▶ _Set exercise_
Repeat what the lines below say, word for word, and skip every image.

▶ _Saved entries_
========================================

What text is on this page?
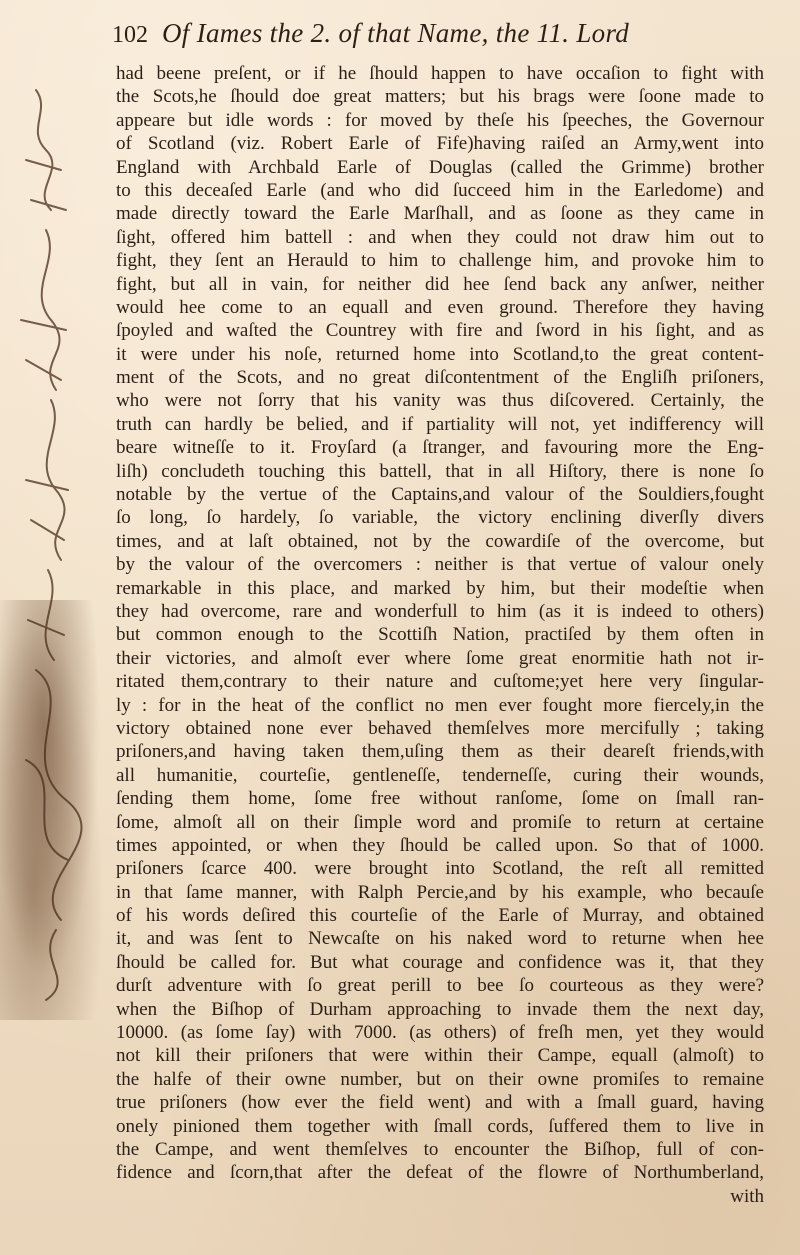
102 Of Iames the 2. of that Name, the 11. Lord
had beene preſent, or if he ſhould happen to have occaſion to fight with
the Scots,he ſhould doe great matters; but his brags were ſoone made to
appeare but idle words : for moved by theſe his ſpeeches, the Governour
of Scotland (viz. Robert Earle of Fife)having raiſed an Army,went into
England with Archbald Earle of Douglas (called the Grimme) brother
to this deceaſed Earle (and who did ſucceed him in the Earledome) and
made directly toward the Earle Marſhall, and as ſoone as they came in
ſight, offered him battell : and when they could not draw him out to
fight, they ſent an Herauld to him to challenge him, and provoke him to
fight, but all in vain, for neither did hee ſend back any anſwer, neither
would hee come to an equall and even ground. Therefore they having
ſpoyled and waſted the Countrey with fire and ſword in his ſight, and as
it were under his noſe, returned home into Scotland,to the great content-
ment of the Scots, and no great diſcontentment of the Engliſh priſoners,
who were not ſorry that his vanity was thus diſcovered. Certainly, the
truth can hardly be belied, and if partiality will not, yet indifferency will
beare witneſſe to it. Froyſard (a ſtranger, and favouring more the Eng-
liſh) concludeth touching this battell, that in all Hiſtory, there is none ſo
notable by the vertue of the Captains,and valour of the Souldiers,fought
ſo long, ſo hardely, ſo variable, the victory enclining diverſly divers
times, and at laſt obtained, not by the cowardiſe of the overcome, but
by the valour of the overcomers : neither is that vertue of valour onely
remarkable in this place, and marked by him, but their modeſtie when
they had overcome, rare and wonderfull to him (as it is indeed to others)
but common enough to the Scottiſh Nation, practiſed by them often in
their victories, and almoſt ever where ſome great enormitie hath not ir-
ritated them,contrary to their nature and cuſtome;yet here very ſingular-
ly : for in the heat of the conflict no men ever fought more fiercely,in the
victory obtained none ever behaved themſelves more mercifully ; taking
priſoners,and having taken them,uſing them as their deareſt friends,with
all humanitie, courteſie, gentleneſſe, tenderneſſe, curing their wounds,
ſending them home, ſome free without ranſome, ſome on ſmall ran-
ſome, almoſt all on their ſimple word and promiſe to return at certaine
times appointed, or when they ſhould be called upon. So that of 1000.
priſoners ſcarce 400. were brought into Scotland, the reſt all remitted
in that ſame manner, with Ralph Percie,and by his example, who becauſe
of his words deſired this courteſie of the Earle of Murray, and obtained
it, and was ſent to Newcaſte on his naked word to returne when hee
ſhould be called for. But what courage and confidence was it, that they
durſt adventure with ſo great perill to bee ſo courteous as they were?
when the Biſhop of Durham approaching to invade them the next day,
10000. (as ſome ſay) with 7000. (as others) of freſh men, yet they would
not kill their priſoners that were within their Campe, equall (almoſt) to
the halfe of their owne number, but on their owne promiſes to remaine
true priſoners (how ever the field went) and with a ſmall guard, having
onely pinioned them together with ſmall cords, ſuffered them to live in
the Campe, and went themſelves to encounter the Biſhop, full of con-
fidence and ſcorn,that after the defeat of the flowre of Northumberland,
with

========================================

▶ _Written answer_
What text is on this page?
102 Of Iames the 2. of that Name, the 11. Lord
had beene preſent, or if he ſhould happen to have occaſion to fight with
the Scots,he ſhould doe great matters; but his brags were ſoone made to
appeare but idle words : for moved by theſe his ſpeeches, the Governour
of Scotland (viz. Robert Earle of Fife)having raiſed an Army,went into
England with Archbald Earle of Douglas (called the Grimme) brother
to this deceaſed Earle (and who did ſucceed him in the Earledome) and
made directly toward the Earle Marſhall, and as ſoone as they came in
ſight, offered him battell : and when they could not draw him out to
fight, they ſent an Herauld to him to challenge him, and provoke him to
fight, but all in vain, for neither did hee ſend back any anſwer, neither
would hee come to an equall and even ground. Therefore they having
ſpoyled and waſted the Countrey with fire and ſword in his ſight, and as
it were under his noſe, returned home into Scotland,to the great content-
ment of the Scots, and no great diſcontentment of the Engliſh priſoners,
who were not ſorry that his vanity was thus diſcovered. Certainly, the
truth can hardly be belied, and if partiality will not, yet indifferency will
beare witneſſe to it. Froyſard (a ſtranger, and favouring more the Eng-
liſh) concludeth touching this battell, that in all Hiſtory, there is none ſo
notable by the vertue of the Captains,and valour of the Souldiers,fought
ſo long, ſo hardely, ſo variable, the victory enclining diverſly divers
times, and at laſt obtained, not by the cowardiſe of the overcome, but
by the valour of the overcomers : neither is that vertue of valour onely
remarkable in this place, and marked by him, but their modeſtie when
they had overcome, rare and wonderfull to him (as it is indeed to others)
but common enough to the Scottiſh Nation, practiſed by them often in
their victories, and almoſt ever where ſome great enormitie hath not ir-
ritated them,contrary to their nature and cuſtome;yet here very ſingular-
ly : for in the heat of the conflict no men ever fought more fiercely,in the
victory obtained none ever behaved themſelves more mercifully ; taking
priſoners,and having taken them,uſing them as their deareſt friends,with
all humanitie, courteſie, gentleneſſe, tenderneſſe, curing their wounds,
ſending them home, ſome free without ranſome, ſome on ſmall ran-
ſome, almoſt all on their ſimple word and promiſe to return at certaine
times appointed, or when they ſhould be called upon. So that of 1000.
priſoners ſcarce 400. were brought into Scotland, the reſt all remitted
in that ſame manner, with Ralph Percie,and by his example, who becauſe
of his words deſired this courteſie of the Earle of Murray, and obtained
it, and was ſent to Newcaſte on his naked word to returne when hee
ſhould be called for. But what courage and confidence was it, that they
durſt adventure with ſo great perill to bee ſo courteous as they were?
when the Biſhop of Durham approaching to invade them the next day,
10000. (as ſome ſay) with 7000. (as others) of freſh men, yet they would
not kill their priſoners that were within their Campe, equall (almoſt) to
the halfe of their owne number, but on their owne promiſes to remaine
true priſoners (how ever the field went) and with a ſmall guard, having
onely pinioned them together with ſmall cords, ſuffered them to live in
the Campe, and went themſelves to encounter the Biſhop, full of con-
fidence and ſcorn,that after the defeat of the flowre of Northumberland,
with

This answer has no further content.